Listed records –

________________

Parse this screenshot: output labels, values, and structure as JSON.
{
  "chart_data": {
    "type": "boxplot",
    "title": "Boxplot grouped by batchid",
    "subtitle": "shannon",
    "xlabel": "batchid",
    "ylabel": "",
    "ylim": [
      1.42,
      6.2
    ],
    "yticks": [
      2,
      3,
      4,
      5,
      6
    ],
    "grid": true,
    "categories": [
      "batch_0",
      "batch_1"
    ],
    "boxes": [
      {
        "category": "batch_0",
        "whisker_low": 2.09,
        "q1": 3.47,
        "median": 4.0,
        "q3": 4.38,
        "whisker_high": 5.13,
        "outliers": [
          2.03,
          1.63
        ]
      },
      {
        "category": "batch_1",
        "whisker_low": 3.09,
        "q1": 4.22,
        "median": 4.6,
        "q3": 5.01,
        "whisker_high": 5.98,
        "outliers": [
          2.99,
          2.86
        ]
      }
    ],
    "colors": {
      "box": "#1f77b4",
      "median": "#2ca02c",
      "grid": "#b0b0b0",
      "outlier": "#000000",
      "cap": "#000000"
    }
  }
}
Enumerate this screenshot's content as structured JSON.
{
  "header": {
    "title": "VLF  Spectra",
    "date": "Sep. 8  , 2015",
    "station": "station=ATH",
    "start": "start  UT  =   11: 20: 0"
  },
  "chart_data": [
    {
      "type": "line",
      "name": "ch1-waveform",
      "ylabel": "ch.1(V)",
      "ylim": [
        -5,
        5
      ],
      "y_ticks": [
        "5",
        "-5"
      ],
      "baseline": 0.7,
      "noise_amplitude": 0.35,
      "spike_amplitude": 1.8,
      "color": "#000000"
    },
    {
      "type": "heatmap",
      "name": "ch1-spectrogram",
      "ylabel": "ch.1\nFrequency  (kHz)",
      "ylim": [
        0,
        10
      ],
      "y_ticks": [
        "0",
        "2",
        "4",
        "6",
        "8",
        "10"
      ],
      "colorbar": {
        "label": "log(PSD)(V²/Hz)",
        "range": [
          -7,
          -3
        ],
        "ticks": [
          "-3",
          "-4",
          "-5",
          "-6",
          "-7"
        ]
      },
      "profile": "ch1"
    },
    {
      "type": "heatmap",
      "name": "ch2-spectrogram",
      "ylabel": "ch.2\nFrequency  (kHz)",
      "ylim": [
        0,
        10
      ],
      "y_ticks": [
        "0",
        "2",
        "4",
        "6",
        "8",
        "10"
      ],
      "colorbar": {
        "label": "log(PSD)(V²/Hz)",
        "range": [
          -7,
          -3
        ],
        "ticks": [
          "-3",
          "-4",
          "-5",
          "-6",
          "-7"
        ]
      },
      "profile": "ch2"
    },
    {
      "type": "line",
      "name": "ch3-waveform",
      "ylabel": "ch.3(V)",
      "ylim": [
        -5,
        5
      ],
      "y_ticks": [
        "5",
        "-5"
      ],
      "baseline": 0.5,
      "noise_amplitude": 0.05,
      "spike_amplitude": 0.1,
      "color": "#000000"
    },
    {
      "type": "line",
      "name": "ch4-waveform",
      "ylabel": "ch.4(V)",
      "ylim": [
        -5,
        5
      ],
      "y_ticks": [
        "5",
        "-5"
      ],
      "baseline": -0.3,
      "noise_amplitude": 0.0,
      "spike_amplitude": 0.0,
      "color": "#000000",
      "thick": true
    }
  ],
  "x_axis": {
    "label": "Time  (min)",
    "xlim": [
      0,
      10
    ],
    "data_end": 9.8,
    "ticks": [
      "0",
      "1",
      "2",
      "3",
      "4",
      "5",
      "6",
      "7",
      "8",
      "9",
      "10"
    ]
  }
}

________________

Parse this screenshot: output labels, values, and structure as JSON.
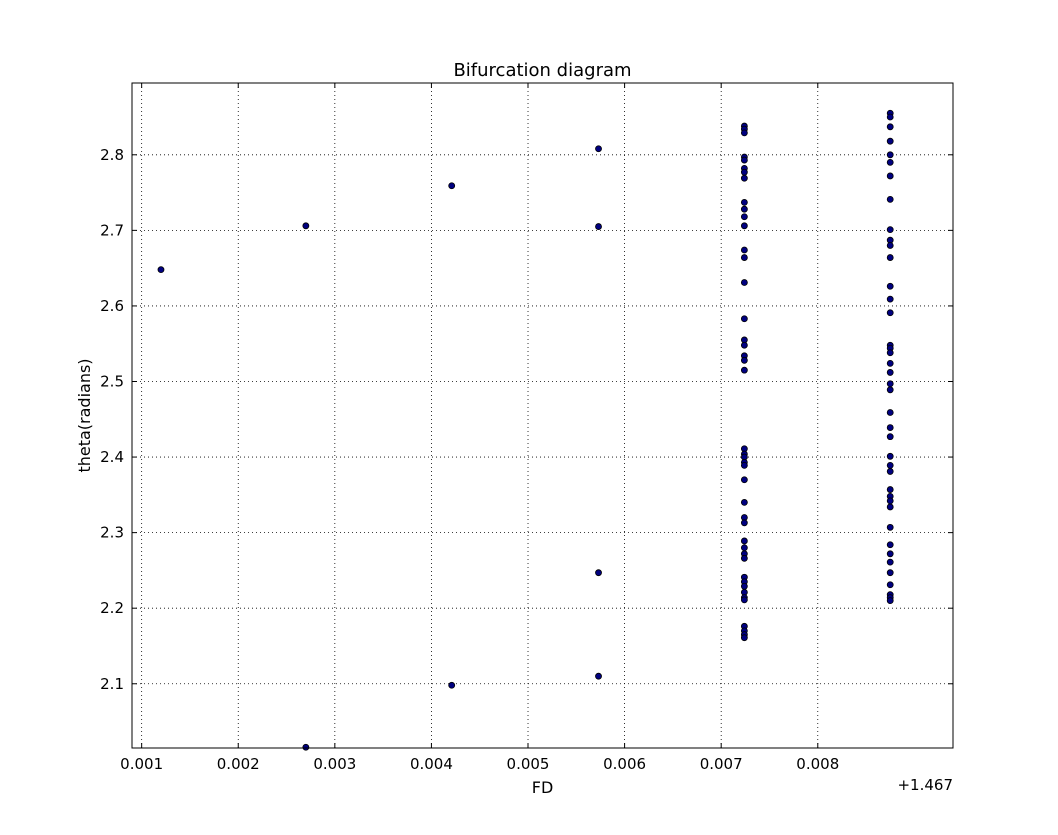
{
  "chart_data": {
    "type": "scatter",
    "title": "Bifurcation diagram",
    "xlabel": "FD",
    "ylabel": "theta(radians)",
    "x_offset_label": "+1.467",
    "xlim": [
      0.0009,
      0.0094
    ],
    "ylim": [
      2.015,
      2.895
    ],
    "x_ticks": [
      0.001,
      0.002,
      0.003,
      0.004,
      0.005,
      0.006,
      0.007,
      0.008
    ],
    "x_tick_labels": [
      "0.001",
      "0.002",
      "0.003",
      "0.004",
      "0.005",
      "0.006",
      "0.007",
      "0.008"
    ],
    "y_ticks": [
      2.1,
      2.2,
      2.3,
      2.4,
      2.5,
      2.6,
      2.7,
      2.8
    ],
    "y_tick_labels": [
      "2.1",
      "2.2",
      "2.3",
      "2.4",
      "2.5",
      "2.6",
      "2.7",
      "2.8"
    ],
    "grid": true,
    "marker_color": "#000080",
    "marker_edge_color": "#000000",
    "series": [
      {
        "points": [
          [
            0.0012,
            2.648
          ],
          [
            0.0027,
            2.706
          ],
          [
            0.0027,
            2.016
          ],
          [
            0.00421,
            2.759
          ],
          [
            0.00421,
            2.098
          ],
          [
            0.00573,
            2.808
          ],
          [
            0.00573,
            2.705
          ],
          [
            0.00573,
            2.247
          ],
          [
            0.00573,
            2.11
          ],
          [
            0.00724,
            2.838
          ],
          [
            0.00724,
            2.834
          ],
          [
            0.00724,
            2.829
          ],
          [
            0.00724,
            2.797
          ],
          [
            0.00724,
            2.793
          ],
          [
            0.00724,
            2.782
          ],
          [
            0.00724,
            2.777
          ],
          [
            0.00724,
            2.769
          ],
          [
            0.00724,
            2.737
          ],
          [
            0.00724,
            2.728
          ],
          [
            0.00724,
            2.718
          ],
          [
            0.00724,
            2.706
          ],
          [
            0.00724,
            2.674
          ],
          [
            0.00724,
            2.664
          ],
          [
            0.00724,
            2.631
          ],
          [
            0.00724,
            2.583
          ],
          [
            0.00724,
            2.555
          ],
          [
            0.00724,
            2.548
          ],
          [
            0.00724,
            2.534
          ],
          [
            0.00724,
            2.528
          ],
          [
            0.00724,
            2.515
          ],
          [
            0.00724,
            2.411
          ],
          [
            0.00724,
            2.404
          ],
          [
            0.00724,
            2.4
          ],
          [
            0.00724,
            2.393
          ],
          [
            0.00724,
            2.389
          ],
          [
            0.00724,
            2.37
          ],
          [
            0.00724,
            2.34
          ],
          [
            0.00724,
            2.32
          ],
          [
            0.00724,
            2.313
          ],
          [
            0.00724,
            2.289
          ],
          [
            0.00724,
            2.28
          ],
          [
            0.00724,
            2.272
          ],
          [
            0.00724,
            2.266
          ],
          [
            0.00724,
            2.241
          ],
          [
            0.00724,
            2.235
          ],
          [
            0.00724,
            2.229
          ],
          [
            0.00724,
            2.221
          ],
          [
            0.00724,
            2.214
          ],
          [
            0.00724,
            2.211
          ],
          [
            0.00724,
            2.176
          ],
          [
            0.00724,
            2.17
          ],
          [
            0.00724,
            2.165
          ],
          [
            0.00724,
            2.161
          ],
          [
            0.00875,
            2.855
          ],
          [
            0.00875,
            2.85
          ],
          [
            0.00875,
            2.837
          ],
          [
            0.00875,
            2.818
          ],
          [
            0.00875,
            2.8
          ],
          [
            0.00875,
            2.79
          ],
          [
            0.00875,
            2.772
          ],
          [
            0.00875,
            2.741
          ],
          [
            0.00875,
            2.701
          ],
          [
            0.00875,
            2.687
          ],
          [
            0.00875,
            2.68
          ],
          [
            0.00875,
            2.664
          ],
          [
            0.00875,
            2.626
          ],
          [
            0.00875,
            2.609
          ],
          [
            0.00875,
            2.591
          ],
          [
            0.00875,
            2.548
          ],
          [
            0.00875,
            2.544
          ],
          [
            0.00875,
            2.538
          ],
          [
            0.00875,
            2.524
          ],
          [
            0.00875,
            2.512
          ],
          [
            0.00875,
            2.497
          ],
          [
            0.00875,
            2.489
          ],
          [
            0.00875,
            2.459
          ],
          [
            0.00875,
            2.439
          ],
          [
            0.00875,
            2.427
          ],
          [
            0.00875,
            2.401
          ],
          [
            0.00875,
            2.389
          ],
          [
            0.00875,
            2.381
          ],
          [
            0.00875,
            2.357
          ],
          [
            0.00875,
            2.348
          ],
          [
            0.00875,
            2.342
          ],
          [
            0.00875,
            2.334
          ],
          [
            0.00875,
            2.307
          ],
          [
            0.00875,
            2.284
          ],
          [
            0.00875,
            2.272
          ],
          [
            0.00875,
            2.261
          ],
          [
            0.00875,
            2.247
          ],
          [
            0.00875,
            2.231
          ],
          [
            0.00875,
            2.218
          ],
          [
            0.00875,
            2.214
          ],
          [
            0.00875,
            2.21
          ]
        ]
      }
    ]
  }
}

________________

Short exercise – Copy out each line in the preceding records that contains "ylabel".

Correct response –
    "ylabel": "",
      "ylabel": "ch.1(V)",
      "ylabel": "ch.1\nFrequency  (kHz)",
      "ylabel": "ch.2\nFrequency  (kHz)",
      "ylabel": "ch.3(V)",
      "ylabel": "ch.4(V)",
    "ylabel": "theta(radians)",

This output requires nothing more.